**TO DO**.
Of all the lines in the records below, how many hold the word "threshold"? Give the number alone.
***
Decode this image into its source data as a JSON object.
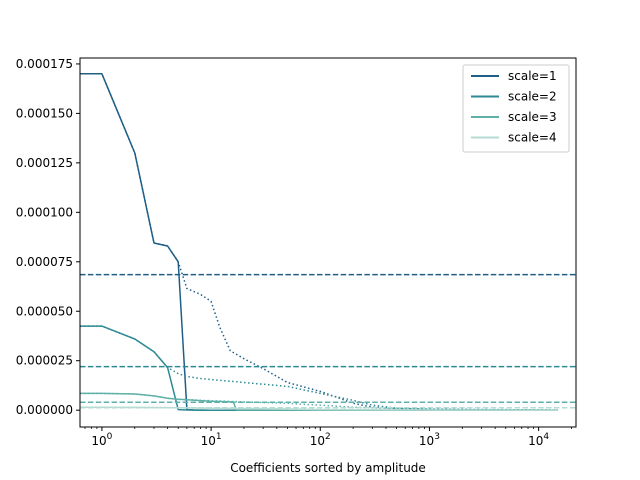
{
  "chart_data": {
    "type": "line",
    "title": "",
    "xlabel": "Coefficients sorted by amplitude",
    "ylabel": "",
    "xscale": "log",
    "xlim": [
      0.63,
      22000
    ],
    "ylim": [
      -8.5e-06,
      0.000178
    ],
    "x_ticks": [
      {
        "value": 1,
        "base": "10",
        "exp": "0"
      },
      {
        "value": 10,
        "base": "10",
        "exp": "1"
      },
      {
        "value": 100,
        "base": "10",
        "exp": "2"
      },
      {
        "value": 1000,
        "base": "10",
        "exp": "3"
      },
      {
        "value": 10000,
        "base": "10",
        "exp": "4"
      }
    ],
    "y_ticks": [
      {
        "value": 0,
        "label": "0.000000"
      },
      {
        "value": 2.5e-05,
        "label": "0.000025"
      },
      {
        "value": 5e-05,
        "label": "0.000050"
      },
      {
        "value": 7.5e-05,
        "label": "0.000075"
      },
      {
        "value": 0.0001,
        "label": "0.000100"
      },
      {
        "value": 0.000125,
        "label": "0.000125"
      },
      {
        "value": 0.00015,
        "label": "0.000150"
      },
      {
        "value": 0.000175,
        "label": "0.000175"
      }
    ],
    "grid": false,
    "legend_position": "top-right",
    "series": [
      {
        "name": "scale=1",
        "color": "#1f5f87",
        "solid": {
          "x": [
            0.63,
            1,
            2,
            3,
            4,
            5,
            6,
            7,
            10,
            20,
            100,
            1000,
            15000
          ],
          "y": [
            0.00017,
            0.00017,
            0.00013,
            8.45e-05,
            8.3e-05,
            7.5e-05,
            3e-07,
            1e-07,
            0,
            0,
            0,
            0,
            0
          ]
        },
        "dotted": {
          "x": [
            0.63,
            1,
            2,
            3,
            4,
            5,
            6,
            8,
            10,
            12,
            15,
            20,
            30,
            50,
            100,
            150,
            200,
            300,
            500,
            1000,
            3000,
            15000
          ],
          "y": [
            0.00017,
            0.00017,
            0.00013,
            8.45e-05,
            8.3e-05,
            7.5e-05,
            6.15e-05,
            5.85e-05,
            5.5e-05,
            4.2e-05,
            3e-05,
            2.6e-05,
            2.1e-05,
            1.4e-05,
            9.5e-06,
            6e-06,
            3.5e-06,
            1.5e-06,
            8e-07,
            4e-07,
            2e-07,
            1e-07
          ]
        },
        "threshold": 6.85e-05
      },
      {
        "name": "scale=2",
        "color": "#2e8a94",
        "solid": {
          "x": [
            0.63,
            1,
            2,
            3,
            4,
            5,
            6,
            10,
            17,
            100,
            1000,
            15000
          ],
          "y": [
            4.25e-05,
            4.25e-05,
            3.6e-05,
            2.95e-05,
            2.15e-05,
            3e-07,
            1e-07,
            0,
            0,
            0,
            0,
            0
          ]
        },
        "dotted": {
          "x": [
            0.63,
            1,
            2,
            3,
            4,
            5,
            6,
            8,
            10,
            20,
            50,
            100,
            200,
            300,
            500,
            1000,
            15000
          ],
          "y": [
            4.25e-05,
            4.25e-05,
            3.6e-05,
            2.95e-05,
            2.15e-05,
            1.85e-05,
            1.7e-05,
            1.6e-05,
            1.55e-05,
            1.4e-05,
            1.2e-05,
            8.5e-06,
            5e-06,
            2.5e-06,
            1e-06,
            5e-07,
            1e-07
          ]
        },
        "threshold": 2.2e-05
      },
      {
        "name": "scale=3",
        "color": "#5fb0a8",
        "solid": {
          "x": [
            0.63,
            1,
            2,
            3,
            4,
            5,
            10,
            16,
            17,
            100,
            1000,
            15000
          ],
          "y": [
            8.5e-06,
            8.5e-06,
            8.2e-06,
            7.2e-06,
            6e-06,
            5.5e-06,
            4.5e-06,
            4.2e-06,
            1e-07,
            0,
            0,
            0
          ]
        },
        "dotted": {
          "x": [
            0.63,
            1,
            2,
            3,
            4,
            5,
            10,
            20,
            50,
            100,
            200,
            500,
            1000,
            15000
          ],
          "y": [
            8.5e-06,
            8.5e-06,
            8.2e-06,
            7.2e-06,
            6e-06,
            5.5e-06,
            4.8e-06,
            4.2e-06,
            3.5e-06,
            2.5e-06,
            1.5e-06,
            7e-07,
            3e-07,
            1e-07
          ]
        },
        "threshold": 4e-06
      },
      {
        "name": "scale=4",
        "color": "#b6dbd3",
        "solid": {
          "x": [
            0.63,
            1,
            2,
            5,
            10,
            20,
            100,
            1000,
            15000
          ],
          "y": [
            1.5e-06,
            1.5e-06,
            1.4e-06,
            1.2e-06,
            1e-06,
            8e-07,
            3e-07,
            1e-07,
            0
          ]
        },
        "dotted": {
          "x": [
            0.63,
            1,
            2,
            5,
            10,
            50,
            100,
            1000,
            15000
          ],
          "y": [
            1.5e-06,
            1.5e-06,
            1.4e-06,
            1.2e-06,
            1e-06,
            7e-07,
            4e-07,
            1e-07,
            0
          ]
        },
        "threshold": 1.2e-06
      }
    ]
  }
}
***
**OUTPUT FOR THIS TASK**.
4